-- Begin Listed entries --

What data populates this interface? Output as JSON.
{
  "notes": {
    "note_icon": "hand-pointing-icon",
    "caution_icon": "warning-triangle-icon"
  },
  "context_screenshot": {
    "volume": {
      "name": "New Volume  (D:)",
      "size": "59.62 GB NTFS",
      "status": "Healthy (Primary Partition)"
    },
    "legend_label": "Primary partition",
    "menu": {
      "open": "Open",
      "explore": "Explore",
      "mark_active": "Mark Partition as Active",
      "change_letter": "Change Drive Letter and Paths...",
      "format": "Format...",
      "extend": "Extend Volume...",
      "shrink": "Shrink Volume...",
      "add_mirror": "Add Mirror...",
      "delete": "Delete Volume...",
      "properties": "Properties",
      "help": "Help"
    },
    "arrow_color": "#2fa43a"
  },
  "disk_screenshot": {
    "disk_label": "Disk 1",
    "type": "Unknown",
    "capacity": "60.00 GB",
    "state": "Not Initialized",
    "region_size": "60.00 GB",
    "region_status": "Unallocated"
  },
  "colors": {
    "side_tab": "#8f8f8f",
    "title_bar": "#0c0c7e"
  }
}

-- End Listed entries --

### Your instructions
Write the complete data out, exactly as above.

### Exercise output
What data populates this interface? Output as JSON.
{
  "notes": {
    "note_icon": "hand-pointing-icon",
    "caution_icon": "warning-triangle-icon"
  },
  "context_screenshot": {
    "volume": {
      "name": "New Volume  (D:)",
      "size": "59.62 GB NTFS",
      "status": "Healthy (Primary Partition)"
    },
    "legend_label": "Primary partition",
    "menu": {
      "open": "Open",
      "explore": "Explore",
      "mark_active": "Mark Partition as Active",
      "change_letter": "Change Drive Letter and Paths...",
      "format": "Format...",
      "extend": "Extend Volume...",
      "shrink": "Shrink Volume...",
      "add_mirror": "Add Mirror...",
      "delete": "Delete Volume...",
      "properties": "Properties",
      "help": "Help"
    },
    "arrow_color": "#2fa43a"
  },
  "disk_screenshot": {
    "disk_label": "Disk 1",
    "type": "Unknown",
    "capacity": "60.00 GB",
    "state": "Not Initialized",
    "region_size": "60.00 GB",
    "region_status": "Unallocated"
  },
  "colors": {
    "side_tab": "#8f8f8f",
    "title_bar": "#0c0c7e"
  }
}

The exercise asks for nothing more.